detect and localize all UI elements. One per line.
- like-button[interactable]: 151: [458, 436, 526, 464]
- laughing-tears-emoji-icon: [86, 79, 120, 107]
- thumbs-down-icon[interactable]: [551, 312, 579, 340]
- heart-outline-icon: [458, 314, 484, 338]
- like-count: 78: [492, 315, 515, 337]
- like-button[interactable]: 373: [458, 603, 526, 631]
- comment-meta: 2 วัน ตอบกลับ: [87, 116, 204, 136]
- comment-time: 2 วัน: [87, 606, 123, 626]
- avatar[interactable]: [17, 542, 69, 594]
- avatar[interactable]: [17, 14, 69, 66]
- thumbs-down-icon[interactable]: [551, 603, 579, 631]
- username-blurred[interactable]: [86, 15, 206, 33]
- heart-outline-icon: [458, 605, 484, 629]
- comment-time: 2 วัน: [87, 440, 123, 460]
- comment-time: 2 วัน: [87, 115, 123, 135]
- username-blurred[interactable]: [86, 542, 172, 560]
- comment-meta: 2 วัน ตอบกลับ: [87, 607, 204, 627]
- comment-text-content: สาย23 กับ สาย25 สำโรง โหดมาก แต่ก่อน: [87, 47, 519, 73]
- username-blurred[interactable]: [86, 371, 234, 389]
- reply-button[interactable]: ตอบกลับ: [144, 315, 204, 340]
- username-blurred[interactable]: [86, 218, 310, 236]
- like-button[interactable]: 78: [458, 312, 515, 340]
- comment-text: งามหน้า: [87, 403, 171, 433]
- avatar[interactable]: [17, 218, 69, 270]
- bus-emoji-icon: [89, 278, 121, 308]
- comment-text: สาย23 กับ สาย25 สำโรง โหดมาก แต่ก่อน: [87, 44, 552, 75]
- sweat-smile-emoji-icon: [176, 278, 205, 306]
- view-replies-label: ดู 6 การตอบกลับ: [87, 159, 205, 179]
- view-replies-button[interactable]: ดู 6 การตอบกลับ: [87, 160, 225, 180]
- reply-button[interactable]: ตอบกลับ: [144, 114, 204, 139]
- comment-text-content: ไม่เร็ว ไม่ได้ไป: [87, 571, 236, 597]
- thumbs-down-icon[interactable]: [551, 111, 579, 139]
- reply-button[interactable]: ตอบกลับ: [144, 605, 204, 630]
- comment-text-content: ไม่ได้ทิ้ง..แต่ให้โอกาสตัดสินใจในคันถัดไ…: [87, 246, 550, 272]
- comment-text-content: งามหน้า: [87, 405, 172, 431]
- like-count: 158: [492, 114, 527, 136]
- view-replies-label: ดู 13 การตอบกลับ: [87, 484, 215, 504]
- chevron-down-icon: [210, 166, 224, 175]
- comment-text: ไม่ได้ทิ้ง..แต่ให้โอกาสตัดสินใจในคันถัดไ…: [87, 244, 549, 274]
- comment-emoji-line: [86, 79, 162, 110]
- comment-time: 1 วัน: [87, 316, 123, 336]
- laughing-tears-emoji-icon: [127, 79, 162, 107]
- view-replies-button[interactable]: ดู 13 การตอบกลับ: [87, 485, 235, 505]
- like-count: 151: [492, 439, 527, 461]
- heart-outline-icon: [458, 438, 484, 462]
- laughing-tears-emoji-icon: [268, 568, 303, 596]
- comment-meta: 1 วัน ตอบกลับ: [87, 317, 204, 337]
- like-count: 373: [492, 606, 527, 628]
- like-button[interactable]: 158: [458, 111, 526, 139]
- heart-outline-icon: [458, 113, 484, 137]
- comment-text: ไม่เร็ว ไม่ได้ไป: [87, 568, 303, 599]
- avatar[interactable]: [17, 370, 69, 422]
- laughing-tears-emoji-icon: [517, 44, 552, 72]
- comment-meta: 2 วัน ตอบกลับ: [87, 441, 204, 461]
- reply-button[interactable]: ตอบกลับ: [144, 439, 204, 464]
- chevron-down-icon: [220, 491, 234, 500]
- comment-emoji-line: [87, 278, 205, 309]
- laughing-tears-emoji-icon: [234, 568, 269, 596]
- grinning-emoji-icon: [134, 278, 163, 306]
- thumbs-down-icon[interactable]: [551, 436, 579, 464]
____
- Directions for this task
Can you switch every "username-blurred" in the records above to "username-hidden" and write the records out again with nothing else changed?

- Response to this task
detect and localize all UI elements. One per line.
- like-button[interactable]: 151: [458, 436, 526, 464]
- laughing-tears-emoji-icon: [86, 79, 120, 107]
- thumbs-down-icon[interactable]: [551, 312, 579, 340]
- heart-outline-icon: [458, 314, 484, 338]
- like-count: 78: [492, 315, 515, 337]
- like-button[interactable]: 373: [458, 603, 526, 631]
- comment-meta: 2 วัน ตอบกลับ: [87, 116, 204, 136]
- comment-time: 2 วัน: [87, 606, 123, 626]
- avatar[interactable]: [17, 542, 69, 594]
- avatar[interactable]: [17, 14, 69, 66]
- thumbs-down-icon[interactable]: [551, 603, 579, 631]
- username-hidden[interactable]: [86, 15, 206, 33]
- heart-outline-icon: [458, 605, 484, 629]
- comment-time: 2 วัน: [87, 440, 123, 460]
- comment-time: 2 วัน: [87, 115, 123, 135]
- username-hidden[interactable]: [86, 542, 172, 560]
- comment-meta: 2 วัน ตอบกลับ: [87, 607, 204, 627]
- comment-text-content: สาย23 กับ สาย25 สำโรง โหดมาก แต่ก่อน: [87, 47, 519, 73]
- username-hidden[interactable]: [86, 371, 234, 389]
- reply-button[interactable]: ตอบกลับ: [144, 315, 204, 340]
- username-hidden[interactable]: [86, 218, 310, 236]
- like-button[interactable]: 78: [458, 312, 515, 340]
- comment-text: งามหน้า: [87, 403, 171, 433]
- avatar[interactable]: [17, 218, 69, 270]
- bus-emoji-icon: [89, 278, 121, 308]
- comment-text: สาย23 กับ สาย25 สำโรง โหดมาก แต่ก่อน: [87, 44, 552, 75]
- sweat-smile-emoji-icon: [176, 278, 205, 306]
- view-replies-label: ดู 6 การตอบกลับ: [87, 159, 205, 179]
- view-replies-button[interactable]: ดู 6 การตอบกลับ: [87, 160, 225, 180]
- reply-button[interactable]: ตอบกลับ: [144, 114, 204, 139]
- comment-text-content: ไม่เร็ว ไม่ได้ไป: [87, 571, 236, 597]
- thumbs-down-icon[interactable]: [551, 111, 579, 139]
- reply-button[interactable]: ตอบกลับ: [144, 605, 204, 630]
- comment-text-content: ไม่ได้ทิ้ง..แต่ให้โอกาสตัดสินใจในคันถัดไ…: [87, 246, 550, 272]
- comment-text-content: งามหน้า: [87, 405, 172, 431]
- like-count: 158: [492, 114, 527, 136]
- view-replies-label: ดู 13 การตอบกลับ: [87, 484, 215, 504]
- chevron-down-icon: [210, 166, 224, 175]
- comment-text: ไม่ได้ทิ้ง..แต่ให้โอกาสตัดสินใจในคันถัดไ…: [87, 244, 549, 274]
- comment-emoji-line: [86, 79, 162, 110]
- comment-time: 1 วัน: [87, 316, 123, 336]
- laughing-tears-emoji-icon: [127, 79, 162, 107]
- view-replies-button[interactable]: ดู 13 การตอบกลับ: [87, 485, 235, 505]
- like-count: 151: [492, 439, 527, 461]
- heart-outline-icon: [458, 438, 484, 462]
- laughing-tears-emoji-icon: [268, 568, 303, 596]
- comment-meta: 1 วัน ตอบกลับ: [87, 317, 204, 337]
- like-count: 373: [492, 606, 527, 628]
- like-button[interactable]: 158: [458, 111, 526, 139]
- heart-outline-icon: [458, 113, 484, 137]
- comment-text: ไม่เร็ว ไม่ได้ไป: [87, 568, 303, 599]
- avatar[interactable]: [17, 370, 69, 422]
- laughing-tears-emoji-icon: [517, 44, 552, 72]
- comment-meta: 2 วัน ตอบกลับ: [87, 441, 204, 461]
- reply-button[interactable]: ตอบกลับ: [144, 439, 204, 464]
- chevron-down-icon: [220, 491, 234, 500]
- comment-emoji-line: [87, 278, 205, 309]
- laughing-tears-emoji-icon: [234, 568, 269, 596]
- grinning-emoji-icon: [134, 278, 163, 306]
- thumbs-down-icon[interactable]: [551, 436, 579, 464]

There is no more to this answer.